* Start Extracted records *

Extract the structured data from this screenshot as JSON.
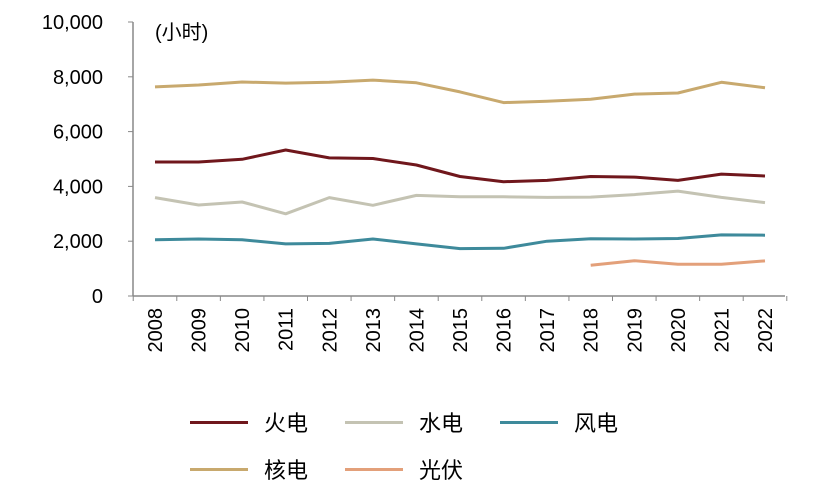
{
  "chart_data": {
    "type": "line",
    "unit_label": "(小时)",
    "x": [
      "2008",
      "2009",
      "2010",
      "2011",
      "2012",
      "2013",
      "2014",
      "2015",
      "2016",
      "2017",
      "2018",
      "2019",
      "2020",
      "2021",
      "2022"
    ],
    "ylim": [
      0,
      10000
    ],
    "yticks": [
      0,
      2000,
      4000,
      6000,
      8000,
      10000
    ],
    "ytick_labels": [
      "0",
      "2,000",
      "4,000",
      "6,000",
      "8,000",
      "10,000"
    ],
    "grid": false,
    "legend_position": "bottom",
    "series": [
      {
        "name": "火电",
        "color": "#70171c",
        "values": [
          4890,
          4890,
          4990,
          5330,
          5040,
          5020,
          4780,
          4360,
          4170,
          4220,
          4360,
          4340,
          4220,
          4450,
          4380
        ]
      },
      {
        "name": "水电",
        "color": "#c4c3b3",
        "values": [
          3590,
          3320,
          3430,
          3000,
          3590,
          3310,
          3670,
          3620,
          3620,
          3600,
          3610,
          3700,
          3830,
          3600,
          3410
        ]
      },
      {
        "name": "风电",
        "color": "#3e8a9b",
        "values": [
          2050,
          2080,
          2050,
          1900,
          1920,
          2080,
          1900,
          1730,
          1740,
          2000,
          2090,
          2080,
          2100,
          2230,
          2220
        ]
      },
      {
        "name": "核电",
        "color": "#c8a96e",
        "values": [
          7630,
          7700,
          7810,
          7770,
          7800,
          7880,
          7780,
          7450,
          7060,
          7110,
          7180,
          7370,
          7410,
          7800,
          7600
        ]
      },
      {
        "name": "光伏",
        "color": "#e3a07a",
        "values": [
          null,
          null,
          null,
          null,
          null,
          null,
          null,
          null,
          null,
          null,
          1120,
          1290,
          1160,
          1160,
          1280
        ]
      }
    ]
  }
}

* End Extracted records *

Task to complete
How many lines in these records hold the string "color"? Reply with the number alone.

The answer
5